WHAT THIS TASK INVOLVES → Skip any picture you find and retype all the remaining lines exactly.

####

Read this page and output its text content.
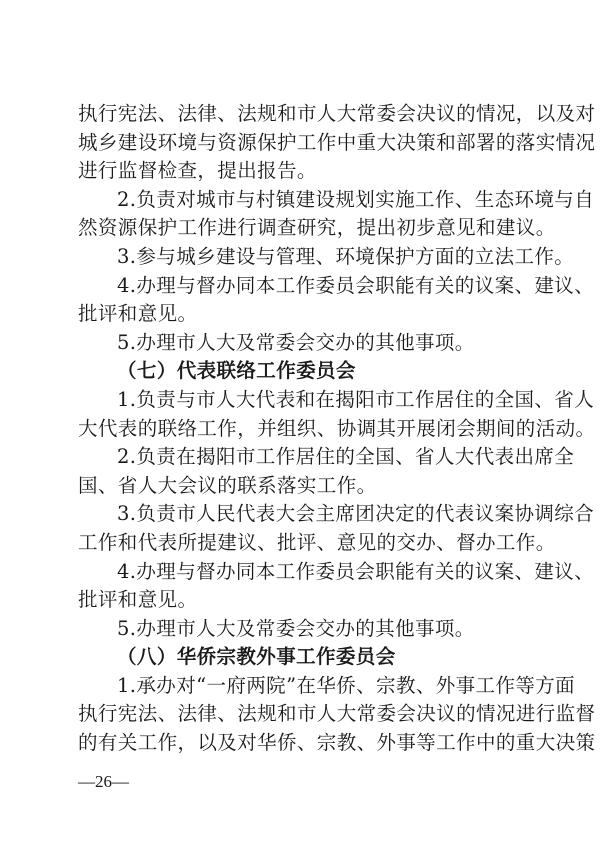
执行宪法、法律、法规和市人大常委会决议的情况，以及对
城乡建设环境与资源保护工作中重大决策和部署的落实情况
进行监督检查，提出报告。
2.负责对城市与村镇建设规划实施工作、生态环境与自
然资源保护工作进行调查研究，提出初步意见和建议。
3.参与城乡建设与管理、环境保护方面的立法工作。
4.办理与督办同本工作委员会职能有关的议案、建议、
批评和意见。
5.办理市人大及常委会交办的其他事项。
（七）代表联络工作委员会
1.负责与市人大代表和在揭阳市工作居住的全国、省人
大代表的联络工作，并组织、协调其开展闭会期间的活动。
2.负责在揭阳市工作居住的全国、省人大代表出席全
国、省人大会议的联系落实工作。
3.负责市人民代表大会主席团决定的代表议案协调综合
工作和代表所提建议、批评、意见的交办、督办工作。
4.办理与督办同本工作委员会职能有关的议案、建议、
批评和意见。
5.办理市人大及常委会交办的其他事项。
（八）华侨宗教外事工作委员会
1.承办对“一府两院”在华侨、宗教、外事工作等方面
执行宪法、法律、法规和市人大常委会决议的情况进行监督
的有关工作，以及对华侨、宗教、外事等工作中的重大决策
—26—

####

WRITTEN SOLUTION →
Read this page and output its text content.
执行宪法、法律、法规和市人大常委会决议的情况，以及对
城乡建设环境与资源保护工作中重大决策和部署的落实情况
进行监督检查，提出报告。
2.负责对城市与村镇建设规划实施工作、生态环境与自
然资源保护工作进行调查研究，提出初步意见和建议。
3.参与城乡建设与管理、环境保护方面的立法工作。
4.办理与督办同本工作委员会职能有关的议案、建议、
批评和意见。
5.办理市人大及常委会交办的其他事项。
（七）代表联络工作委员会
1.负责与市人大代表和在揭阳市工作居住的全国、省人
大代表的联络工作，并组织、协调其开展闭会期间的活动。
2.负责在揭阳市工作居住的全国、省人大代表出席全
国、省人大会议的联系落实工作。
3.负责市人民代表大会主席团决定的代表议案协调综合
工作和代表所提建议、批评、意见的交办、督办工作。
4.办理与督办同本工作委员会职能有关的议案、建议、
批评和意见。
5.办理市人大及常委会交办的其他事项。
（八）华侨宗教外事工作委员会
1.承办对“一府两院”在华侨、宗教、外事工作等方面
执行宪法、法律、法规和市人大常委会决议的情况进行监督
的有关工作，以及对华侨、宗教、外事等工作中的重大决策
—26—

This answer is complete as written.